Yönerge A. Kur'an'ı anlama ve zikir konulu yazıdan, "Selamünaleyküm Süleyman Ateş" sözlerinin geçtiği yerle başlayıp "fikirlerden vazgeçmek gerekir." ile biten bölümü olduğu gibi yazın.
Yönerge B. Kur'an'ı anlama ve zikir konulu yazıya göre Türkçede zikir hangi deyimle anlatılır?
Yönerge C. Kur'an'ı anlama ve zikir konulu yazıyı kaldığı yerden devam ettirin.

Metin parçası.
---+---

KUR'AN'I ANLAMAK (1)
Cuma, 12 Şubat 2016 00:00

KUR'AN'I ANLAMAK (1)

Selamünaleyküm Süleyman Ateş hocam. Ben Kur'an'ı anlama konusu üzerini bir soru sormak istiyorum. Kur'an Allah Teala'nın insanlığa gönderdiği hakka götürecek kitap olduğundan ve içerisinde her şey doğru olduğundan hareketle acaba Kur'an'ı okuyan herkes oradan kendi anladığı, elde ettiği şeylere iman ve amel açı­sından tabii ola bilir mi? yoksa bu konuda bir âlime mi uymak gerekiyor?

Cevap: Sizin ne demek istediğinizi tam anlamadım. Kur'ân'ı sadece yüzüne okuyan tam olarak anlayabilir mi? Kur'ân âyetlerinin indiği ortam ve şartlar ve olaylar vardır. Bunları bilmeden Kur'ân layıkıyla anlaşılmaz. Ve üç beş satır bir şeyler okumakla insan müctehid olmaz. Böyle uçuk fikirlerden vazgeçmek gerekir.

Zikir(الذكر ):

Dilde zikir, bir şeyi zihinde tutmak yahut dil ile söylemektir. Türkçemizde bunu anmak deyimiyle anlatırız. Dinde zikir, Allah'ı tesbîh ve temcîdetmek, kalb ve dil ile Allah'ın adını anmaktır. Anma eylemine zikir, anılan şeye mezkûr denilir. Zikir: "Mezkûrdan başka her şeyi gönülden çıkarmak; Rabbin huzuruyla gönlün itmi'nân bulmasıdır. Zikr: Kahhâr'ı görme ışıklarının doğması; vicdânî bir sırla ideâllere eriş­mektir" şeklinde de tanımlanan zikrin fazileti hakkında birçok âyet ve hadîs vardır:

"Artık beni zikredin ki ben de sizi zikredeyim, bana şükredin, nankörlük etmeyin"(Bakara Sûresi: 152.) (İhyâ: 1/426; İbn Mâce, Sadakât: 16, Buhârî, Nikâh: 7'de bu duâ var. Fakat borç ödeme ile ilgili değildir.)

---+---

Sağlanan veriler.
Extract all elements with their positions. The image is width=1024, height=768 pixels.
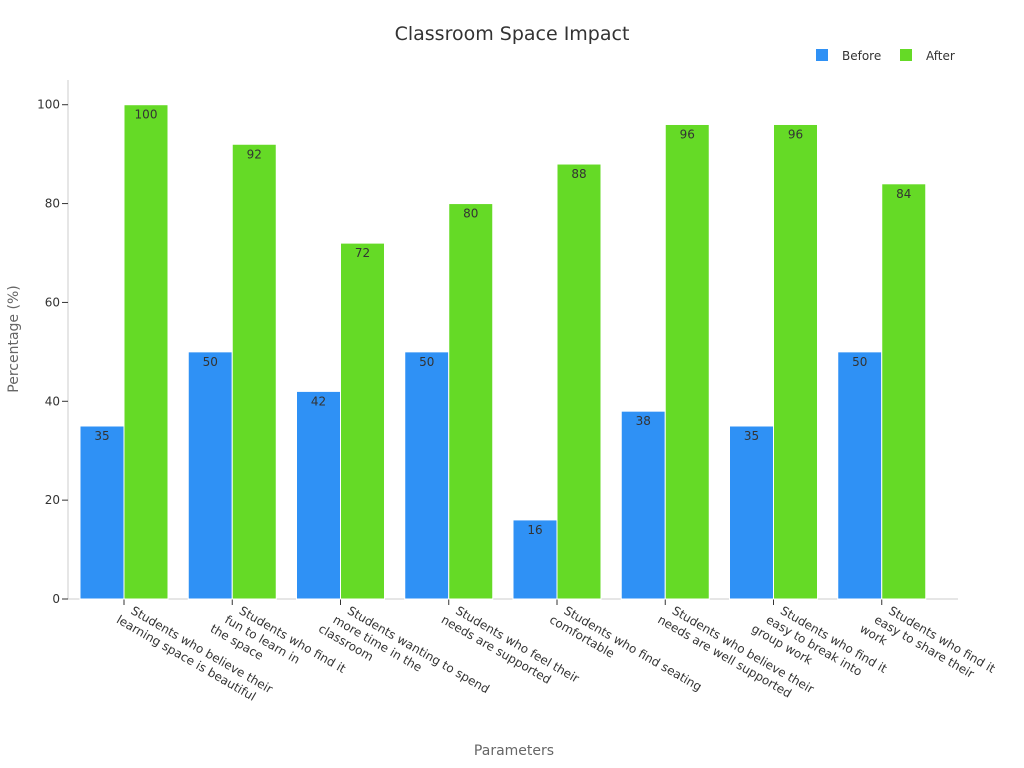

---+---

Alıştırma sonucu A.
Selamünaleyküm Süleyman Ateş hocam. Ben Kur'an'ı anlama konusu üzerini bir soru sormak istiyorum. Kur'an Allah Teala'nın insanlığa gönderdiği hakka götürecek kitap olduğundan ve içerisinde her şey doğru olduğundan hareketle acaba Kur'an'ı okuyan herkes oradan kendi anladığı, elde ettiği şeylere iman ve amel açı­sından tabii ola bilir mi? yoksa bu konuda bir âlime mi uymak gerekiyor?

Cevap: Sizin ne demek istediğinizi tam anlamadım. Kur'ân'ı sadece yüzüne okuyan tam olarak anlayabilir mi? Kur'ân âyetlerinin indiği ortam ve şartlar ve olaylar vardır. Bunları bilmeden Kur'ân layıkıyla anlaşılmaz. Ve üç beş satır bir şeyler okumakla insan müctehid olmaz. Böyle uçuk fikirlerden vazgeçmek gerekir.

Alıştırma sonucu B. Anmak deyimiyle.

Alıştırma sonucu C.
"Ayakta, oturarak ve yanlarınız üzerine yatarken Allah'ı zikredin" (Nisâ Sûresi: 103.)

"Allah'ı çok zikredin ki felâha eresiniz" (Cum'a Sûresi: 10)

"Rabbinin ismini zikret, halktan kesilerek O'na yönel"(Müzzemmil Sûresi: 8)

"Rabbini çok zikret ve sabah akşam O'nu tesbih et" (Âl-i İmrân Sûresi: 41).

"Ey mü'minler, mallarınız ve çocuklarınız, sizi Allah'ın zikrinden alıkoymasın" (Munafikun Suresi :9)

"İçinden, ağlaya, sızlaya, korkarak, fakat bağırıp çağırmadan sabah, akşam rabbini zikret; gafillerden olma" (A'râf Sûresi: 205)

"O erkekler ki onları ne ticaret, ne de alışveriş, Allah'ı zikretmekten ve namaz kılmaktan alıkoymaz" (Nur Sûresi: 37)

"Şüphesiz, ancak Allah'ı anmakla kalbler huzura erer" (Ra'd Sûresi: 28)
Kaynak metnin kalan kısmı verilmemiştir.